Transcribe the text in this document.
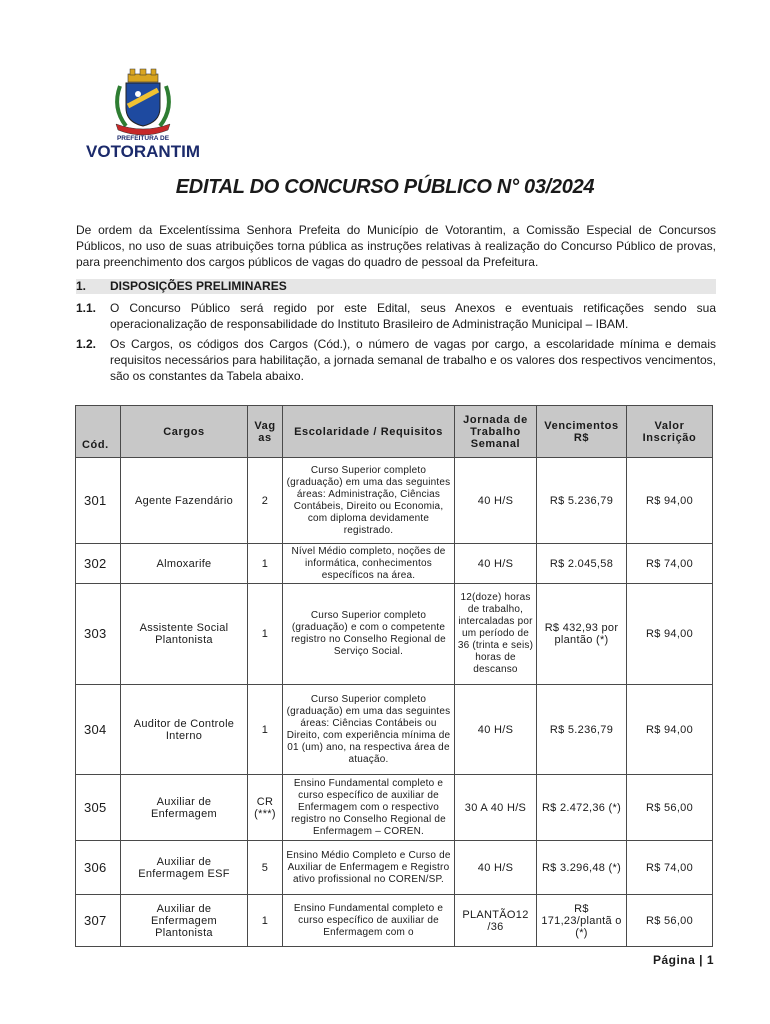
PREFEITURA DE
VOTORANTIM
EDITAL DO CONCURSO PÚBLICO N° 03/2024
De ordem da Excelentíssima Senhora Prefeita do Município de Votorantim, a Comissão Especial de Concursos Públicos, no uso de suas atribuições torna pública as instruções relativas à realização do Concurso Público de provas, para preenchimento dos cargos públicos de vagas do quadro de pessoal da Prefeitura.
1. DISPOSIÇÕES PRELIMINARES
1.1. O Concurso Público será regido por este Edital, seus Anexos e eventuais retificações sendo sua operacionalização de responsabilidade do Instituto Brasileiro de Administração Municipal – IBAM.
1.2. Os Cargos, os códigos dos Cargos (Cód.), o número de vagas por cargo, a escolaridade mínima e demais requisitos necessários para habilitação, a jornada semanal de trabalho e os valores dos respectivos vencimentos, são os constantes da Tabela abaixo.
Cód.	Cargos	Vag as	Escolaridade / Requisitos	Jornada de Trabalho Semanal	Vencimentos R$	Valor Inscrição
301	Agente Fazendário	2	Curso Superior completo (graduação) em uma das seguintes áreas: Administração, Ciências Contábeis, Direito ou Economia, com diploma devidamente registrado.	40 H/S	R$ 5.236,79	R$ 94,00
302	Almoxarife	1	Nível Médio completo, noções de informática, conhecimentos específicos na área.	40 H/S	R$ 2.045,58	R$ 74,00
303	Assistente Social Plantonista	1	Curso Superior completo (graduação) e com o competente registro no Conselho Regional de Serviço Social.	12(doze) horas de trabalho, intercaladas por um período de 36 (trinta e seis) horas de descanso	R$ 432,93 por plantão (*)	R$ 94,00
304	Auditor de Controle Interno	1	Curso Superior completo (graduação) em uma das seguintes áreas: Ciências Contábeis ou Direito, com experiência mínima de 01 (um) ano, na respectiva área de atuação.	40 H/S	R$ 5.236,79	R$ 94,00
305	Auxiliar de Enfermagem	CR (***)	Ensino Fundamental completo e curso específico de auxiliar de Enfermagem com o respectivo registro no Conselho Regional de Enfermagem – COREN.	30 A 40 H/S	R$ 2.472,36 (*)	R$ 56,00
306	Auxiliar de Enfermagem ESF	5	Ensino Médio Completo e Curso de Auxiliar de Enfermagem e Registro ativo profissional no COREN/SP.	40 H/S	R$ 3.296,48 (*)	R$ 74,00
307	Auxiliar de Enfermagem Plantonista	1	Ensino Fundamental completo e curso específico de auxiliar de Enfermagem com o	PLANTÃO12 /36	R$ 171,23/plantã o (*)	R$ 56,00
Página | 1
⁂
▶ _Exercise goal_: Check each line of the entries above, and show every one holding the word "Médio".

▶ _Correct result_:
302	Almoxarife	1	Nível Médio completo, noções de informática, conhecimentos específicos na área.	40 H/S	R$ 2.045,58	R$ 74,00
306	Auxiliar de Enfermagem ESF	5	Ensino Médio Completo e Curso de Auxiliar de Enfermagem e Registro ativo profissional no COREN/SP.	40 H/S	R$ 3.296,48 (*)	R$ 74,00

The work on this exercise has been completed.